>> Start Working data

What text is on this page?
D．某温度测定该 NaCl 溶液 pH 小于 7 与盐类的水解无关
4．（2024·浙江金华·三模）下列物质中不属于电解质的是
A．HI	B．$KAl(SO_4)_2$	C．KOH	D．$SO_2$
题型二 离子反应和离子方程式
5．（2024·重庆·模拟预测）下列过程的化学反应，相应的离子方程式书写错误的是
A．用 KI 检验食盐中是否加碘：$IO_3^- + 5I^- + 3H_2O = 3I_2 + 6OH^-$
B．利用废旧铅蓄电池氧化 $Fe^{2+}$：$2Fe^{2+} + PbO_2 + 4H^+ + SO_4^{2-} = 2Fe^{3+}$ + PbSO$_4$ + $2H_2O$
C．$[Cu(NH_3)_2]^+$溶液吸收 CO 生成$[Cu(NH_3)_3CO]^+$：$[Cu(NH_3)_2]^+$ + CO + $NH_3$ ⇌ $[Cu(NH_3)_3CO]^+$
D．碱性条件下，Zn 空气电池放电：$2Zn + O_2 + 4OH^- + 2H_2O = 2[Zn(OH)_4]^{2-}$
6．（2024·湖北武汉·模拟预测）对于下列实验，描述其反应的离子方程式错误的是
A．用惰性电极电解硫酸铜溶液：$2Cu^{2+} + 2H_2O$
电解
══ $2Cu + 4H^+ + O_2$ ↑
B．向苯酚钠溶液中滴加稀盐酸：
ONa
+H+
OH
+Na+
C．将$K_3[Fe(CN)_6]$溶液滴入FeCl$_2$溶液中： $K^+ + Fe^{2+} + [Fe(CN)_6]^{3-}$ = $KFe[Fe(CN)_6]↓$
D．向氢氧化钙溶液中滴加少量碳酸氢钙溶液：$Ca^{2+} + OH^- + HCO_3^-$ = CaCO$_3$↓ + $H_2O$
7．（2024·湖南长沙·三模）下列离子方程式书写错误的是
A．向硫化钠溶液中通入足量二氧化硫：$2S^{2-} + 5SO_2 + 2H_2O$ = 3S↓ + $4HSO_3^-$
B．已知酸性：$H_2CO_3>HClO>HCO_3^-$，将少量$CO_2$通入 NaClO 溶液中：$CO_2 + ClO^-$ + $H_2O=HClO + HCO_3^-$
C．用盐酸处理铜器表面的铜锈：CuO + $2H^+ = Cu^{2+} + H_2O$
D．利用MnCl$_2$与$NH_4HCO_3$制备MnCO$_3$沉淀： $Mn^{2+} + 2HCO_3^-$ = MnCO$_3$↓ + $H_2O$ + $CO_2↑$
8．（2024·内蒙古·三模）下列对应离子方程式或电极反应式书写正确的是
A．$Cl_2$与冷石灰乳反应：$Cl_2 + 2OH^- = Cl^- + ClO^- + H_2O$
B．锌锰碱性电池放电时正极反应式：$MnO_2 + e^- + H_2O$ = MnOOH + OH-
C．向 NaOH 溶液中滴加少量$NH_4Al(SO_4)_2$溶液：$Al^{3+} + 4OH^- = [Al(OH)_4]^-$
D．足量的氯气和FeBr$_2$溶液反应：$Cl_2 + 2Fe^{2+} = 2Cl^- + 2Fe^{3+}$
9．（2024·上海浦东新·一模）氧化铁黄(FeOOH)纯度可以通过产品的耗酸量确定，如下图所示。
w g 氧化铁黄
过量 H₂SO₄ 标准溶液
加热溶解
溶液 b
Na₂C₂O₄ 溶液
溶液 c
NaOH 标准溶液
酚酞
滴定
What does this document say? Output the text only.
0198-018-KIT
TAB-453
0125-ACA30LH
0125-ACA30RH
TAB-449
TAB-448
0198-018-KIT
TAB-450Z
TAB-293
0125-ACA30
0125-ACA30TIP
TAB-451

>> End Working data

All of the data needs to be reproduced exactly, with no line missing.

### Correct output
What text is on this page?
D．某温度测定该 NaCl 溶液 pH 小于 7 与盐类的水解无关
4．（2024·浙江金华·三模）下列物质中不属于电解质的是
A．HI	B．$KAl(SO_4)_2$	C．KOH	D．$SO_2$
题型二 离子反应和离子方程式
5．（2024·重庆·模拟预测）下列过程的化学反应，相应的离子方程式书写错误的是
A．用 KI 检验食盐中是否加碘：$IO_3^- + 5I^- + 3H_2O = 3I_2 + 6OH^-$
B．利用废旧铅蓄电池氧化 $Fe^{2+}$：$2Fe^{2+} + PbO_2 + 4H^+ + SO_4^{2-} = 2Fe^{3+}$ + PbSO$_4$ + $2H_2O$
C．$[Cu(NH_3)_2]^+$溶液吸收 CO 生成$[Cu(NH_3)_3CO]^+$：$[Cu(NH_3)_2]^+$ + CO + $NH_3$ ⇌ $[Cu(NH_3)_3CO]^+$
D．碱性条件下，Zn 空气电池放电：$2Zn + O_2 + 4OH^- + 2H_2O = 2[Zn(OH)_4]^{2-}$
6．（2024·湖北武汉·模拟预测）对于下列实验，描述其反应的离子方程式错误的是
A．用惰性电极电解硫酸铜溶液：$2Cu^{2+} + 2H_2O$
电解
══ $2Cu + 4H^+ + O_2$ ↑
B．向苯酚钠溶液中滴加稀盐酸：
ONa
+H+
OH
+Na+
C．将$K_3[Fe(CN)_6]$溶液滴入FeCl$_2$溶液中： $K^+ + Fe^{2+} + [Fe(CN)_6]^{3-}$ = $KFe[Fe(CN)_6]↓$
D．向氢氧化钙溶液中滴加少量碳酸氢钙溶液：$Ca^{2+} + OH^- + HCO_3^-$ = CaCO$_3$↓ + $H_2O$
7．（2024·湖南长沙·三模）下列离子方程式书写错误的是
A．向硫化钠溶液中通入足量二氧化硫：$2S^{2-} + 5SO_2 + 2H_2O$ = 3S↓ + $4HSO_3^-$
B．已知酸性：$H_2CO_3>HClO>HCO_3^-$，将少量$CO_2$通入 NaClO 溶液中：$CO_2 + ClO^-$ + $H_2O=HClO + HCO_3^-$
C．用盐酸处理铜器表面的铜锈：CuO + $2H^+ = Cu^{2+} + H_2O$
D．利用MnCl$_2$与$NH_4HCO_3$制备MnCO$_3$沉淀： $Mn^{2+} + 2HCO_3^-$ = MnCO$_3$↓ + $H_2O$ + $CO_2↑$
8．（2024·内蒙古·三模）下列对应离子方程式或电极反应式书写正确的是
A．$Cl_2$与冷石灰乳反应：$Cl_2 + 2OH^- = Cl^- + ClO^- + H_2O$
B．锌锰碱性电池放电时正极反应式：$MnO_2 + e^- + H_2O$ = MnOOH + OH-
C．向 NaOH 溶液中滴加少量$NH_4Al(SO_4)_2$溶液：$Al^{3+} + 4OH^- = [Al(OH)_4]^-$
D．足量的氯气和FeBr$_2$溶液反应：$Cl_2 + 2Fe^{2+} = 2Cl^- + 2Fe^{3+}$
9．（2024·上海浦东新·一模）氧化铁黄(FeOOH)纯度可以通过产品的耗酸量确定，如下图所示。
w g 氧化铁黄
过量 H₂SO₄ 标准溶液
加热溶解
溶液 b
Na₂C₂O₄ 溶液
溶液 c
NaOH 标准溶液
酚酞
滴定
What does this document say? Output the text only.
0198-018-KIT
TAB-453
0125-ACA30LH
0125-ACA30RH
TAB-449
TAB-448
0198-018-KIT
TAB-450Z
TAB-293
0125-ACA30
0125-ACA30TIP
TAB-451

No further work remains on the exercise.